Which lines contain the word "cocomelonc"? Return each of them as written.
--- Start Input for this task ---
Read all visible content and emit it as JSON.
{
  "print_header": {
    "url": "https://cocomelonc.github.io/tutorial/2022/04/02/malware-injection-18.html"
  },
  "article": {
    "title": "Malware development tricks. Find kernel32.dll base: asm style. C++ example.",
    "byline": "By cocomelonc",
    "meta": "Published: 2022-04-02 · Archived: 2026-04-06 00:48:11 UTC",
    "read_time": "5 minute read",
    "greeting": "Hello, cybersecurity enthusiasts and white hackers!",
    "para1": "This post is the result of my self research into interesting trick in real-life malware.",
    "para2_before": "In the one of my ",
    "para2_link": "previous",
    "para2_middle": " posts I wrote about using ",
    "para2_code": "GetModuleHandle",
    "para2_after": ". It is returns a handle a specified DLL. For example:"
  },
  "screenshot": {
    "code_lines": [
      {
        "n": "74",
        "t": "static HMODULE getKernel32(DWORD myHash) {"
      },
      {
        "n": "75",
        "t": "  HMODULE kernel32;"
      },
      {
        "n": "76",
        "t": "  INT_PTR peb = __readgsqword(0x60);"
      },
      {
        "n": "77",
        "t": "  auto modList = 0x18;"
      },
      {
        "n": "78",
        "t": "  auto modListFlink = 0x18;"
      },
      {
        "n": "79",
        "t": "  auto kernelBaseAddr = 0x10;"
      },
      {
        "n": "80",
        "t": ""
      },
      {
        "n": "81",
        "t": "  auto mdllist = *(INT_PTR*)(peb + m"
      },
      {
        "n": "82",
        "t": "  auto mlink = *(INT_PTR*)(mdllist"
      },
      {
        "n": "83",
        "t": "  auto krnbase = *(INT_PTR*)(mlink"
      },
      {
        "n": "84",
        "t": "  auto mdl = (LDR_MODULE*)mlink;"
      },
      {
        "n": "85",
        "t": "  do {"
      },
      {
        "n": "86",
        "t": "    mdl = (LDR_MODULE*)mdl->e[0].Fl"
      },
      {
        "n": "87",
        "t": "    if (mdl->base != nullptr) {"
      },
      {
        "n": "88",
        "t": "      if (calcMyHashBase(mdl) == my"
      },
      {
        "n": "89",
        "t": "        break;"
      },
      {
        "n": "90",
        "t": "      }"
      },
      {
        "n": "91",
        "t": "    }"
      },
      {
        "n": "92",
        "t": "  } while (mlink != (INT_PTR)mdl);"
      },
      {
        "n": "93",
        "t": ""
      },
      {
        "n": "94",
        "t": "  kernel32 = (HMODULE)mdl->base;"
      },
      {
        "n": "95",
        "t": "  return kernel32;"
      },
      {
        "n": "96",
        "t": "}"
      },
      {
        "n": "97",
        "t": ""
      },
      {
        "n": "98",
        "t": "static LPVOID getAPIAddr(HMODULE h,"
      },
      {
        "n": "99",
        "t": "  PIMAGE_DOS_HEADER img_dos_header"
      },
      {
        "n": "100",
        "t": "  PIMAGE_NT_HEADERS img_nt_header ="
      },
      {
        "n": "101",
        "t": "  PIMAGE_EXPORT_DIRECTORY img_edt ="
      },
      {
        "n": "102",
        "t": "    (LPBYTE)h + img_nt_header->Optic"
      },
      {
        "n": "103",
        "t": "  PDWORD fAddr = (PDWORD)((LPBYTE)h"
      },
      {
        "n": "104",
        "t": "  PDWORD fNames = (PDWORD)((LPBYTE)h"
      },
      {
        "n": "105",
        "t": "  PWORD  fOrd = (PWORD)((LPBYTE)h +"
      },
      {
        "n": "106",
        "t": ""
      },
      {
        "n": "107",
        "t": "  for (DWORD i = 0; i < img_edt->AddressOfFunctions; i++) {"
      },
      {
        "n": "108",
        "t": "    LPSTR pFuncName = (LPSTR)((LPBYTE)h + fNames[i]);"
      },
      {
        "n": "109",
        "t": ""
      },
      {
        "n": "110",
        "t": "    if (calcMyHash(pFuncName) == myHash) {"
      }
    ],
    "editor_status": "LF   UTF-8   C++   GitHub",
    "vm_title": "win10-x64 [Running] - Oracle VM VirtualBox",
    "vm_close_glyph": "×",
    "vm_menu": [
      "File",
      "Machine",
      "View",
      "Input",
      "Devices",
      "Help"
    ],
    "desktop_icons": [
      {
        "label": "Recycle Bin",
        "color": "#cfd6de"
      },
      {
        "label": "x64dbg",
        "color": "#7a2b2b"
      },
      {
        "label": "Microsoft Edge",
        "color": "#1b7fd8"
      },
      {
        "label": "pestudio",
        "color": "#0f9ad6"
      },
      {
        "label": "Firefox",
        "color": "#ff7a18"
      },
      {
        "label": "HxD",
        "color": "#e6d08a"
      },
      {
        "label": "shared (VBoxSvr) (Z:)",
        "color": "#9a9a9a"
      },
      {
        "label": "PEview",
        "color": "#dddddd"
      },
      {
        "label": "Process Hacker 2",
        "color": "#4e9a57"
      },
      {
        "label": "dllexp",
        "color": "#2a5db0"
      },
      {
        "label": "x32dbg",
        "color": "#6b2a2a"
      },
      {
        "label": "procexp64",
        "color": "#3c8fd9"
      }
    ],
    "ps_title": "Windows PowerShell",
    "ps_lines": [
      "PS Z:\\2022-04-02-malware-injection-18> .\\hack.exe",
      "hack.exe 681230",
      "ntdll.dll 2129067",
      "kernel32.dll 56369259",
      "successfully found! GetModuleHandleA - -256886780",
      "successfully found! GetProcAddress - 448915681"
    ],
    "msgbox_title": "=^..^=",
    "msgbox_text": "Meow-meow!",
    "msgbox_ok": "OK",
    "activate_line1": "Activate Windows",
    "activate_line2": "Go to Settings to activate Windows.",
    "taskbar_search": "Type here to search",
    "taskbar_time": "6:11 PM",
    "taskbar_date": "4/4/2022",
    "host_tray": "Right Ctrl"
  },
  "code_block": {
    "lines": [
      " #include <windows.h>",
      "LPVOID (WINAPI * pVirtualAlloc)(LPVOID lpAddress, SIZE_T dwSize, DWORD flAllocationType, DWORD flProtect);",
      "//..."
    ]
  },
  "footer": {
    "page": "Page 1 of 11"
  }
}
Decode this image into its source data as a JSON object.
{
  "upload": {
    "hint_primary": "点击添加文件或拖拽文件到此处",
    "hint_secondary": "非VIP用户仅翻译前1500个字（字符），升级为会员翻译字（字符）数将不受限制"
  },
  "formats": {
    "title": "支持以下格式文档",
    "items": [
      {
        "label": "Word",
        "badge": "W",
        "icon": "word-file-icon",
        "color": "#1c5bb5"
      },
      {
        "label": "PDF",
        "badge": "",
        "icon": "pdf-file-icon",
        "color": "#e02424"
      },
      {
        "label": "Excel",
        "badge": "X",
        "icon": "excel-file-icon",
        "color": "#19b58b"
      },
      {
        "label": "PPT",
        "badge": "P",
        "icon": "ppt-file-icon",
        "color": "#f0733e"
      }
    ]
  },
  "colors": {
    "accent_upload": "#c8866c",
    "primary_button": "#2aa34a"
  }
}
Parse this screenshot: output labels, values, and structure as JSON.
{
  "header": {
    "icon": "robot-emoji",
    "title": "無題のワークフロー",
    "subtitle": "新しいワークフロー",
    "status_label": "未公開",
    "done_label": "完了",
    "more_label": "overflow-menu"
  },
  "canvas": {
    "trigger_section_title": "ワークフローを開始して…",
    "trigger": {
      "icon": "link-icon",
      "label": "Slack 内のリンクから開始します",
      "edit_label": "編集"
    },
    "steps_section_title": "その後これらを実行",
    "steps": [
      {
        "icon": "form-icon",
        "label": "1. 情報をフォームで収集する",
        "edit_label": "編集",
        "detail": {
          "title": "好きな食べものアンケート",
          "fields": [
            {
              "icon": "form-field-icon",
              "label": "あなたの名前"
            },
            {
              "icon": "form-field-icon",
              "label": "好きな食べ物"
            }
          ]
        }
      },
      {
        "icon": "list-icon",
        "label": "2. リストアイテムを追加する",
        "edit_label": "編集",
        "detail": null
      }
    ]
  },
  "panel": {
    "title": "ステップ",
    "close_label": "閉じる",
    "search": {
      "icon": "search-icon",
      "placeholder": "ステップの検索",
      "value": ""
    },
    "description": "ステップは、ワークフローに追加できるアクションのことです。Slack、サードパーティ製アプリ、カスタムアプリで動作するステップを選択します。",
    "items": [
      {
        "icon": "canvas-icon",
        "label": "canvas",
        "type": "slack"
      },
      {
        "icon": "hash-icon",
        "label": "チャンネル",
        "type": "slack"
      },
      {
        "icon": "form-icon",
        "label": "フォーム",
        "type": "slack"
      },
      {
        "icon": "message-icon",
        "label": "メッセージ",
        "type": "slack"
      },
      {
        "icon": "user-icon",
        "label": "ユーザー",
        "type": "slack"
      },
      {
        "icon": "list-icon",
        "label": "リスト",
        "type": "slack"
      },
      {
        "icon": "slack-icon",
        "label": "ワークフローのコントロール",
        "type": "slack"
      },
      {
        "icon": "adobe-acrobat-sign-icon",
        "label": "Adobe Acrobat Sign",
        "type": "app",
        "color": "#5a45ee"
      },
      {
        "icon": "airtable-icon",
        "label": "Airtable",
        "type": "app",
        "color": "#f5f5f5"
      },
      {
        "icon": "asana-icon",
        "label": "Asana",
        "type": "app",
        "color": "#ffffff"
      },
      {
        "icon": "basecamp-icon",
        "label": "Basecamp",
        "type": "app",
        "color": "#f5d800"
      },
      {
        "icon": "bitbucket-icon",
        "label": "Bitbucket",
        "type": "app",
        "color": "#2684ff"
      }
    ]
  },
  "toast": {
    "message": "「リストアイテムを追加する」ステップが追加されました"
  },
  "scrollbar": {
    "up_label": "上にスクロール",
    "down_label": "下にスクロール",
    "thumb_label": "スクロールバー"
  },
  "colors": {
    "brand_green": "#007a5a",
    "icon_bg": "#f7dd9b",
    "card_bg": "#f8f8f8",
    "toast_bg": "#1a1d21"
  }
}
--- End Input for this task ---
**The result:**
    "url": "https://cocomelonc.github.io/tutorial/2022/04/02/malware-injection-18.html"
    "byline": "By cocomelonc",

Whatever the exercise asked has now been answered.